Copy out all the entries word for word.

(Data records)
┌──

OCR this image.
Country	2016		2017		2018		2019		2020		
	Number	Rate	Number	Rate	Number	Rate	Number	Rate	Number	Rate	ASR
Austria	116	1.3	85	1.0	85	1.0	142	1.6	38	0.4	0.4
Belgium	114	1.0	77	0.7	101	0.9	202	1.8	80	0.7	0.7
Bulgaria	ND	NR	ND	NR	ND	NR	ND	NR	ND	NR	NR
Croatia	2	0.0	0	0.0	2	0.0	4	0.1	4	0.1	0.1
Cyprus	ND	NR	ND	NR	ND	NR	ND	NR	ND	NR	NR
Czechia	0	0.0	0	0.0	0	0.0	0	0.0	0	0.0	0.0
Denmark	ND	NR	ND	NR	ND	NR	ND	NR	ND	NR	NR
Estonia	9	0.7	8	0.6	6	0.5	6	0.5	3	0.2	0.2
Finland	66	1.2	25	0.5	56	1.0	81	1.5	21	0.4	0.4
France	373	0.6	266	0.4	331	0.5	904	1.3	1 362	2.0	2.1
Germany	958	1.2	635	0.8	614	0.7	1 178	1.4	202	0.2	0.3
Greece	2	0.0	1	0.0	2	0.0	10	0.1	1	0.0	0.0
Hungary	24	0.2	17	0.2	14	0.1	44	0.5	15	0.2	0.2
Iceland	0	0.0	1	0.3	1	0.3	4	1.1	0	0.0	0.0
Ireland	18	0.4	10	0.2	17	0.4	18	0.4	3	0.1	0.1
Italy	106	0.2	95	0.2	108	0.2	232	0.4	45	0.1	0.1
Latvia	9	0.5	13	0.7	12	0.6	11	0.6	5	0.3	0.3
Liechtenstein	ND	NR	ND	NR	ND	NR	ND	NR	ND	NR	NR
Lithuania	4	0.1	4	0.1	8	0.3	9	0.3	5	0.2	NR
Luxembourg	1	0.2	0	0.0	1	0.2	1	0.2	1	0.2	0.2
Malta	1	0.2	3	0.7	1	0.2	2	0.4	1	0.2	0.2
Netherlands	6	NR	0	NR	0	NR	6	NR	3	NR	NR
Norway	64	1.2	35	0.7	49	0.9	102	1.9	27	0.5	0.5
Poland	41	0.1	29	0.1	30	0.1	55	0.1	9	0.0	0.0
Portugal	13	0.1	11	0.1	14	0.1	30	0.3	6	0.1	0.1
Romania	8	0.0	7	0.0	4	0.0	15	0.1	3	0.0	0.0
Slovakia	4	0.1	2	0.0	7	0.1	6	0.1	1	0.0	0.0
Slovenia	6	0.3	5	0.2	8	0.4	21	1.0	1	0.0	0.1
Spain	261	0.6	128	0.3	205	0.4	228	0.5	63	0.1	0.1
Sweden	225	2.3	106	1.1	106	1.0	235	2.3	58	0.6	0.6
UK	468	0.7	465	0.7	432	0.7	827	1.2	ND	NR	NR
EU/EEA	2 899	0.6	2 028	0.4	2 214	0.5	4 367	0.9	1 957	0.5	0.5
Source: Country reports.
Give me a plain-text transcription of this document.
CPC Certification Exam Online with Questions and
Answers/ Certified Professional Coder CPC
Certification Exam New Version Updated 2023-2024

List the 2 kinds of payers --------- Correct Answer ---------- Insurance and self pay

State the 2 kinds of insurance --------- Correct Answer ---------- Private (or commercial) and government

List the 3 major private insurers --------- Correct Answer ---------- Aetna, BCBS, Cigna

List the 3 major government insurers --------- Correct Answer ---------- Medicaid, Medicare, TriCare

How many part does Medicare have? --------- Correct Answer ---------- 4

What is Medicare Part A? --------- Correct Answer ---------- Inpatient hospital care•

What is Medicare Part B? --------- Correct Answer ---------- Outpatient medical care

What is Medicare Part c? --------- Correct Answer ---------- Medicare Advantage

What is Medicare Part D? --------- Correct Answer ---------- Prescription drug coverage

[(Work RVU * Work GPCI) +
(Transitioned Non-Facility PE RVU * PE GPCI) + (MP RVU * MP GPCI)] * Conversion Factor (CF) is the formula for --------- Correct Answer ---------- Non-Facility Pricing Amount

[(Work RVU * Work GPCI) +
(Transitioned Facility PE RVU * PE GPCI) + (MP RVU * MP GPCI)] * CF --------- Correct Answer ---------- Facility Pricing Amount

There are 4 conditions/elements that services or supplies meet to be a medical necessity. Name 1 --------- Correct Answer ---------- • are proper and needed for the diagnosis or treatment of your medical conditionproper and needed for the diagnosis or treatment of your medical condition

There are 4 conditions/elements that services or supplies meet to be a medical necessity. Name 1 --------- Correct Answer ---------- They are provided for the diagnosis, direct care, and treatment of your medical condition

└──

## [FULL ANSWER]
OCR this image.
Country	2016		2017		2018		2019		2020		
	Number	Rate	Number	Rate	Number	Rate	Number	Rate	Number	Rate	ASR
Austria	116	1.3	85	1.0	85	1.0	142	1.6	38	0.4	0.4
Belgium	114	1.0	77	0.7	101	0.9	202	1.8	80	0.7	0.7
Bulgaria	ND	NR	ND	NR	ND	NR	ND	NR	ND	NR	NR
Croatia	2	0.0	0	0.0	2	0.0	4	0.1	4	0.1	0.1
Cyprus	ND	NR	ND	NR	ND	NR	ND	NR	ND	NR	NR
Czechia	0	0.0	0	0.0	0	0.0	0	0.0	0	0.0	0.0
Denmark	ND	NR	ND	NR	ND	NR	ND	NR	ND	NR	NR
Estonia	9	0.7	8	0.6	6	0.5	6	0.5	3	0.2	0.2
Finland	66	1.2	25	0.5	56	1.0	81	1.5	21	0.4	0.4
France	373	0.6	266	0.4	331	0.5	904	1.3	1 362	2.0	2.1
Germany	958	1.2	635	0.8	614	0.7	1 178	1.4	202	0.2	0.3
Greece	2	0.0	1	0.0	2	0.0	10	0.1	1	0.0	0.0
Hungary	24	0.2	17	0.2	14	0.1	44	0.5	15	0.2	0.2
Iceland	0	0.0	1	0.3	1	0.3	4	1.1	0	0.0	0.0
Ireland	18	0.4	10	0.2	17	0.4	18	0.4	3	0.1	0.1
Italy	106	0.2	95	0.2	108	0.2	232	0.4	45	0.1	0.1
Latvia	9	0.5	13	0.7	12	0.6	11	0.6	5	0.3	0.3
Liechtenstein	ND	NR	ND	NR	ND	NR	ND	NR	ND	NR	NR
Lithuania	4	0.1	4	0.1	8	0.3	9	0.3	5	0.2	NR
Luxembourg	1	0.2	0	0.0	1	0.2	1	0.2	1	0.2	0.2
Malta	1	0.2	3	0.7	1	0.2	2	0.4	1	0.2	0.2
Netherlands	6	NR	0	NR	0	NR	6	NR	3	NR	NR
Norway	64	1.2	35	0.7	49	0.9	102	1.9	27	0.5	0.5
Poland	41	0.1	29	0.1	30	0.1	55	0.1	9	0.0	0.0
Portugal	13	0.1	11	0.1	14	0.1	30	0.3	6	0.1	0.1
Romania	8	0.0	7	0.0	4	0.0	15	0.1	3	0.0	0.0
Slovakia	4	0.1	2	0.0	7	0.1	6	0.1	1	0.0	0.0
Slovenia	6	0.3	5	0.2	8	0.4	21	1.0	1	0.0	0.1
Spain	261	0.6	128	0.3	205	0.4	228	0.5	63	0.1	0.1
Sweden	225	2.3	106	1.1	106	1.0	235	2.3	58	0.6	0.6
UK	468	0.7	465	0.7	432	0.7	827	1.2	ND	NR	NR
EU/EEA	2 899	0.6	2 028	0.4	2 214	0.5	4 367	0.9	1 957	0.5	0.5
Source: Country reports.
Give me a plain-text transcription of this document.
CPC Certification Exam Online with Questions and
Answers/ Certified Professional Coder CPC
Certification Exam New Version Updated 2023-2024

List the 2 kinds of payers --------- Correct Answer ---------- Insurance and self pay

State the 2 kinds of insurance --------- Correct Answer ---------- Private (or commercial) and government

List the 3 major private insurers --------- Correct Answer ---------- Aetna, BCBS, Cigna

List the 3 major government insurers --------- Correct Answer ---------- Medicaid, Medicare, TriCare

How many part does Medicare have? --------- Correct Answer ---------- 4

What is Medicare Part A? --------- Correct Answer ---------- Inpatient hospital care•

What is Medicare Part B? --------- Correct Answer ---------- Outpatient medical care

What is Medicare Part c? --------- Correct Answer ---------- Medicare Advantage

What is Medicare Part D? --------- Correct Answer ---------- Prescription drug coverage

[(Work RVU * Work GPCI) +
(Transitioned Non-Facility PE RVU * PE GPCI) + (MP RVU * MP GPCI)] * Conversion Factor (CF) is the formula for --------- Correct Answer ---------- Non-Facility Pricing Amount

[(Work RVU * Work GPCI) +
(Transitioned Facility PE RVU * PE GPCI) + (MP RVU * MP GPCI)] * CF --------- Correct Answer ---------- Facility Pricing Amount

There are 4 conditions/elements that services or supplies meet to be a medical necessity. Name 1 --------- Correct Answer ---------- • are proper and needed for the diagnosis or treatment of your medical conditionproper and needed for the diagnosis or treatment of your medical condition

There are 4 conditions/elements that services or supplies meet to be a medical necessity. Name 1 --------- Correct Answer ---------- They are provided for the diagnosis, direct care, and treatment of your medical condition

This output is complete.